** WORK TO BE COMPLETED **
Gather each line of the entries below that includes "Giovanni".

** SUPPLIED MATERIAL **
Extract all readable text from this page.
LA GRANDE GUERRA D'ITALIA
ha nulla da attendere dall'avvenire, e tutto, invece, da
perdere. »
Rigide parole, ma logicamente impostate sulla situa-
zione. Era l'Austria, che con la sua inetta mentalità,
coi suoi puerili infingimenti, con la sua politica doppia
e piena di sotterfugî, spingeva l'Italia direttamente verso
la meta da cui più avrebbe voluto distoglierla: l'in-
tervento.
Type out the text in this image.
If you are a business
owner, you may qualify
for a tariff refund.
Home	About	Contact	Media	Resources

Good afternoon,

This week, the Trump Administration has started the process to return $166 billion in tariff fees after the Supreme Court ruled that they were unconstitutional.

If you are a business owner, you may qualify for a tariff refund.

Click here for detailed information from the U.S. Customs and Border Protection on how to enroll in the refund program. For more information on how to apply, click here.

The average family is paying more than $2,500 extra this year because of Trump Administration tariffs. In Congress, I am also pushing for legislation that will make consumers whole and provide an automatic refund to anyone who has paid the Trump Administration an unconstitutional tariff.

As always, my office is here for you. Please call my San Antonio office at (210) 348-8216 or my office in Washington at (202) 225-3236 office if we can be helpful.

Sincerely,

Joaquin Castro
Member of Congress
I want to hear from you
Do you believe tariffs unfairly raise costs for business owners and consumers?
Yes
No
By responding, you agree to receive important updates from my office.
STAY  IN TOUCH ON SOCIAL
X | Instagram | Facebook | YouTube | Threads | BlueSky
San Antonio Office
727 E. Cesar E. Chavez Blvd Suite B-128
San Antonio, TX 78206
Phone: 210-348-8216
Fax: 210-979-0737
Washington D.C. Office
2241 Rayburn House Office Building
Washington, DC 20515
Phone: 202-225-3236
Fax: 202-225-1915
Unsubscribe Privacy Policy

---

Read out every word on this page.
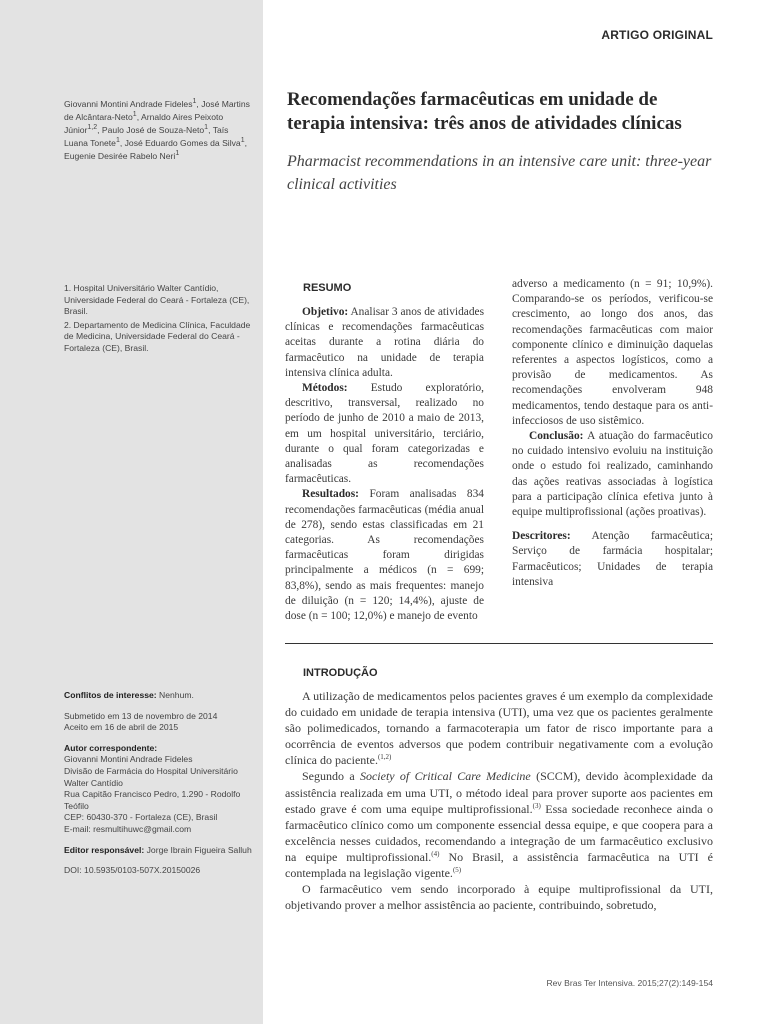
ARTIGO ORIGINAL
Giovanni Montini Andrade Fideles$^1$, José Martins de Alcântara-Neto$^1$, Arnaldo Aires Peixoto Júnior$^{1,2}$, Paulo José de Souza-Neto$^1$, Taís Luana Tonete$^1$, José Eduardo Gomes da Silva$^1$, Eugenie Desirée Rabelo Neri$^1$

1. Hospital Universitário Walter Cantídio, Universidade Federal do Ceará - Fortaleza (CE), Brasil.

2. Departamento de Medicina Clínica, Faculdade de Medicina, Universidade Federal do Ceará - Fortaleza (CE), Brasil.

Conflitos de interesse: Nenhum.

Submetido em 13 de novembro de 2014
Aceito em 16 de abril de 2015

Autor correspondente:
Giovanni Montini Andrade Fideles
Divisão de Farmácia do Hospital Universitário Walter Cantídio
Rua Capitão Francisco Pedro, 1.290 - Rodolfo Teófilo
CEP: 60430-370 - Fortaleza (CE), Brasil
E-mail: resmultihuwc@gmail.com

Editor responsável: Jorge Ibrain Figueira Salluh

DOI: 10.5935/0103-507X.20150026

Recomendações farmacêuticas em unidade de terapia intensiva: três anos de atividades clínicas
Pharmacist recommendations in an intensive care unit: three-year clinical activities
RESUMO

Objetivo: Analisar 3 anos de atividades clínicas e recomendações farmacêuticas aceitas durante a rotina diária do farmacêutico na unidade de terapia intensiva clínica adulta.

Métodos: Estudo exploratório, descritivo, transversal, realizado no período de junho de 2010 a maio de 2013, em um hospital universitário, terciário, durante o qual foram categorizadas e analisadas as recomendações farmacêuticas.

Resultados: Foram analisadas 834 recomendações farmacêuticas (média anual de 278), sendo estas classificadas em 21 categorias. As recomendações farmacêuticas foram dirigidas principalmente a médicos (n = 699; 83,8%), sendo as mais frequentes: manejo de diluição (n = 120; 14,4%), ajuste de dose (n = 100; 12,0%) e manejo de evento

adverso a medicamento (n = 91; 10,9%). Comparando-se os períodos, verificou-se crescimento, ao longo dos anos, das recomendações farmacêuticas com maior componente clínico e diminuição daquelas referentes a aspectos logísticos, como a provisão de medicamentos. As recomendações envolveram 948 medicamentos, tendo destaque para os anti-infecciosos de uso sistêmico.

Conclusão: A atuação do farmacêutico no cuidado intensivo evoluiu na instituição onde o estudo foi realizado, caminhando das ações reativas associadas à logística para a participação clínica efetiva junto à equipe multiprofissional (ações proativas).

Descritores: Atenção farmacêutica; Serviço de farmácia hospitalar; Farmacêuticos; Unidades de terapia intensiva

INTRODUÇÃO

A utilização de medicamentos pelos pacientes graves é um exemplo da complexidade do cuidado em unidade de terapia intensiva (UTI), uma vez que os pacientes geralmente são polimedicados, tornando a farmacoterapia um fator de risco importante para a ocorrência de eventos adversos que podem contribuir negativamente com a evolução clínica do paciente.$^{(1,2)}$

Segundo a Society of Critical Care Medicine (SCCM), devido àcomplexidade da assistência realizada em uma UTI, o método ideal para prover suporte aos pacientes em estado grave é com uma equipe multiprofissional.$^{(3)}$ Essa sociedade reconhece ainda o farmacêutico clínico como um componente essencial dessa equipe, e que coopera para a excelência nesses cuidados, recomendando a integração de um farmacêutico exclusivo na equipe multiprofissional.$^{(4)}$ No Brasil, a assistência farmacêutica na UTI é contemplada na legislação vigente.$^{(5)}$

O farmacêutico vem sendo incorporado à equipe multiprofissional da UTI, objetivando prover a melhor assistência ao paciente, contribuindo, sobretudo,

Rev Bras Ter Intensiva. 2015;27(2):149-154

** ANSWER FOR THE TASK **
Giovanni Montini Andrade Fideles$^1$, José Martins de Alcântara-Neto$^1$, Arnaldo Aires Peixoto Júnior$^{1,2}$, Paulo José de Souza-Neto$^1$, Taís Luana Tonete$^1$, José Eduardo Gomes da Silva$^1$, Eugenie Desirée Rabelo Neri$^1$
Giovanni Montini Andrade Fideles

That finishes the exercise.